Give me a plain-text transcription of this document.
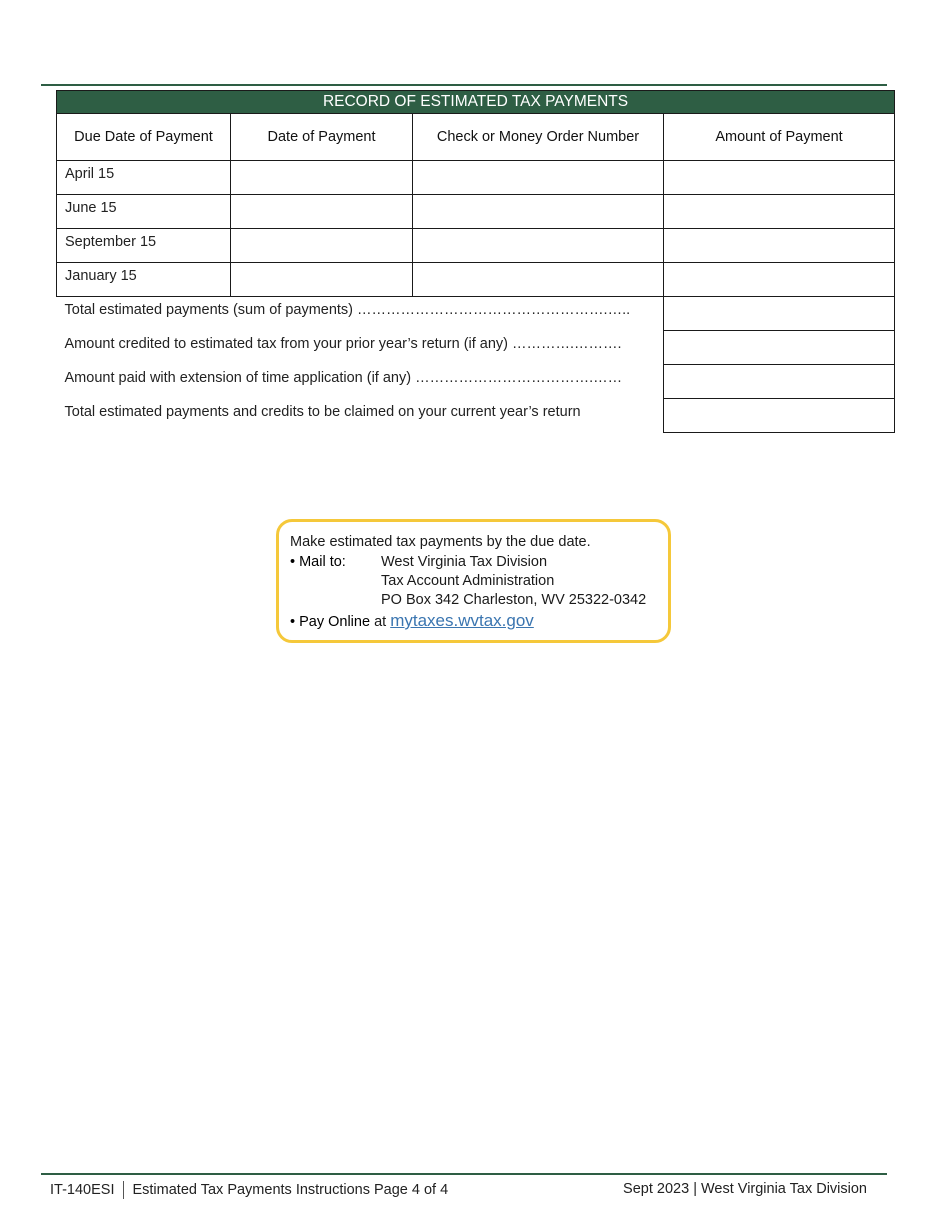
RECORD OF ESTIMATED TAX PAYMENTS			
Due Date of Payment	Date of Payment	Check or Money Order Number	Amount of Payment
April 15			
June 15			
September 15			
January 15			
Total estimated payments (sum of payments) …………………………………………….…..			
Amount credited to estimated tax from your prior year’s return (if any) ………….……….			
Amount paid with extension of time application (if any) ……………………………….……			
Total estimated payments and credits to be claimed on your current year’s return			
Make estimated tax payments by the due date.
• Mail to: West Virginia Tax Division
Tax Account Administration
PO Box 342 Charleston, WV 25322-0342
• Pay Online at mytaxes.wvtax.gov
IT-140ESI Estimated Tax Payments Instructions Page 4 of 4	Sept 2023 | West Virginia Tax Division
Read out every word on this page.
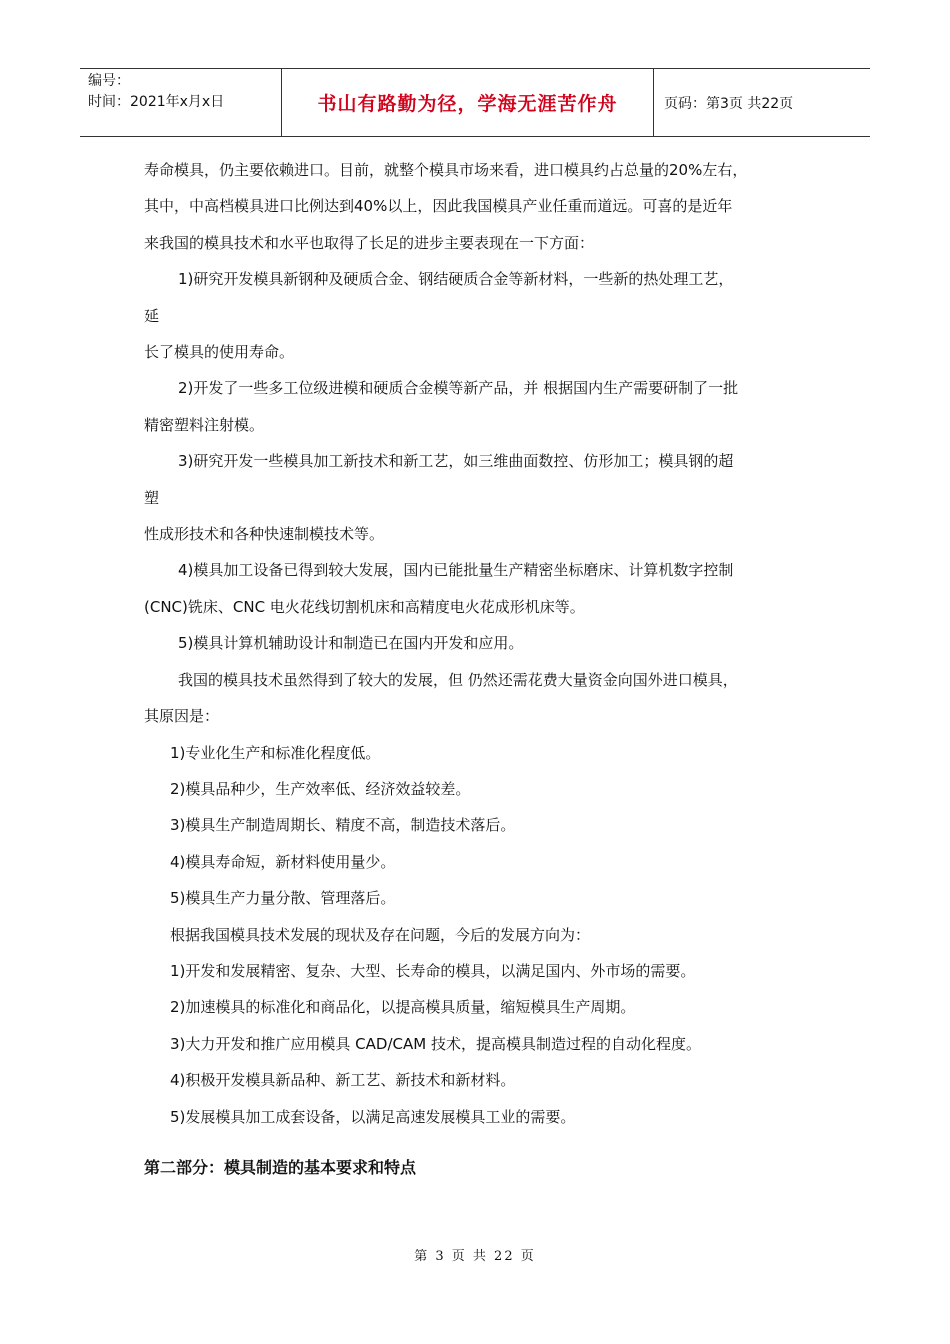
编号：
时间：2021年x月x日	书山有路勤为径，学海无涯苦作舟	页码：第3页 共22页
寿命模具，仍主要依赖进口。目前，就整个模具市场来看，进口模具约占总量的20%左右，
其中，中高档模具进口比例达到40%以上，因此我国模具产业任重而道远。可喜的是近年
来我国的模具技术和水平也取得了长足的进步主要表现在一下方面：
1)研究开发模具新钢种及硬质合金、钢结硬质合金等新材料，一些新的热处理工艺，
延
长了模具的使用寿命。
2)开发了一些多工位级进模和硬质合金模等新产品，并 根据国内生产需要研制了一批
精密塑料注射模。
3)研究开发一些模具加工新技术和新工艺，如三维曲面数控、仿形加工；模具钢的超
塑
性成形技术和各种快速制模技术等。
4)模具加工设备已得到较大发展，国内已能批量生产精密坐标磨床、计算机数字控制
(CNC)铣床、CNC 电火花线切割机床和高精度电火花成形机床等。
5)模具计算机辅助设计和制造已在国内开发和应用。
我国的模具技术虽然得到了较大的发展，但 仍然还需花费大量资金向国外进口模具，
其原因是：
1)专业化生产和标准化程度低。
2)模具品种少，生产效率低、经济效益较差。
3)模具生产制造周期长、精度不高，制造技术落后。
4)模具寿命短，新材料使用量少。
5)模具生产力量分散、管理落后。
根据我国模具技术发展的现状及存在问题，今后的发展方向为：
1)开发和发展精密、复杂、大型、长寿命的模具，以满足国内、外市场的需要。
2)加速模具的标准化和商品化，以提高模具质量，缩短模具生产周期。
3)大力开发和推广应用模具 CAD/CAM 技术，提高模具制造过程的自动化程度。
4)积极开发模具新品种、新工艺、新技术和新材料。
5)发展模具加工成套设备，以满足高速发展模具工业的需要。
第二部分：模具制造的基本要求和特点
第 3 页 共 22 页
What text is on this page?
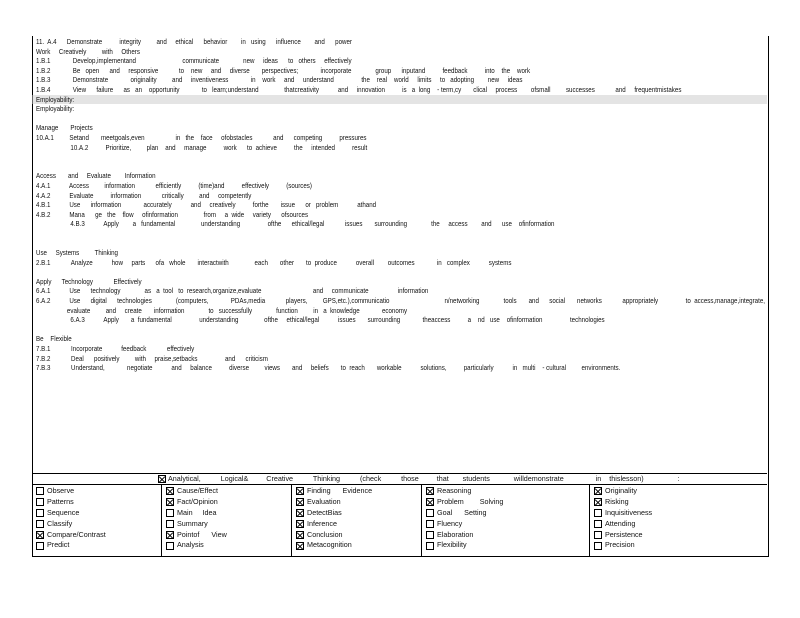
11.  A.4      Demonstrate          integrity         and     ethical      behavior        in   using      influence        and      power
Work     Creatively         with     Others
1.B.1             Develop,implementand                           communicate              new     ideas      to   others     effectively
1.B.2             Be   open      and     responsive            to    new     and     diverse       perspectives;             incorporate              group      inputand          feedback          into    the    work
1.B.3             Demonstrate             originality         and     inventiveness             in    work     and     understand                the    real    world     limits     to   adopting        new     ideas
1.B.4             View      failure      as   an    opportunity             to   learn;understand               thatcreativity           and     innovation          is   a  long    - term,cy       clical     process        ofsmall         successes            and     frequentmistakes
Employability:
Employability:
Manage       Projects
10.A.1         Setand       meetgoals,even                  in   the    face     ofobstacles            and      competing          pressures
10.A.2          Prioritize,         plan    and     manage          work      to  achieve          the     intended          result
Access       and     Evaluate        Information
4.A.1           Access         information            efficiently          (time)and          effectively          (sources)
4.A.2           Evaluate          information            critically         and     competently
4.B.1           Use      information             accurately           and     creatively          forthe       issue      or   problem           athand
4.B.2           Mana      ge   the    flow     ofinformation               from     a  wide     variety      ofsources
4.B.3           Apply        a   fundamental               understanding                ofthe      ethical/legal            issues       surrounding              the     access        and      use    ofinformation
Use     Systems         Thinking
2.B.1            Analyze           how     parts      ofa   whole       interactwith               each       other       to  produce           overall        outcomes             in   complex           systems
Apply      Technology            Effectively
6.A.1           Use      technology              as   a  tool   to  research,organize,evaluate                              and     communicate                 information
6.A.2           Use      digital      technologies              (computers,             PDAs,media            players,         GPS,etc.),communicatio                                n/networking              tools       and      social       networks            appropriately                to  access,manage,integrate,
evaluate         and     create       information              to   successfully              function         in   a  knowledge             economy
6.A.3           Apply       a  fundamental                understanding               ofthe     ethical/legal           issues       surrounding             theaccess          a    nd   use    ofinformation                technologies
Be    Flexible
7.B.1            Incorporate           feedback            effectively
7.B.2            Deal      positively         with     praise,setbacks                and      criticism
7.B.3            Understand,             negotiate           and     balance          diverse         views       and     beliefs       to  reach       workable           solutions,          particularly           in   multi    - cultural         environments.
Analytical,          Logical&         Creative          Thinking          (check          those         that       students            willdemonstrate                in    thislesson)                 :
Observe
Patterns
Sequence
Classify
Compare/Contrast
Predict
Cause/Effect
Fact/Opinion
Main     Idea
Summary
Pointof      View
Analysis
Finding      Evidence
Evaluation
DetectBias
Inference
Conclusion
Metacognition
Reasoning
Problem        Solving
Goal      Setting
Fluency
Elaboration
Flexibility
Originality
Risking
Inquisitiveness
Attending
Persistence
Precision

----------

What is required
List every line above that holds the word "technologies".

The result
6.A.2           Use      digital      technologies              (computers,             PDAs,media            players,         GPS,etc.),communicatio                                n/networking              tools       and      social       networks            appropriately                to  access,manage,integrate,
6.A.3           Apply       a  fundamental                understanding               ofthe     ethical/legal           issues       surrounding             theaccess          a    nd   use    ofinformation                technologies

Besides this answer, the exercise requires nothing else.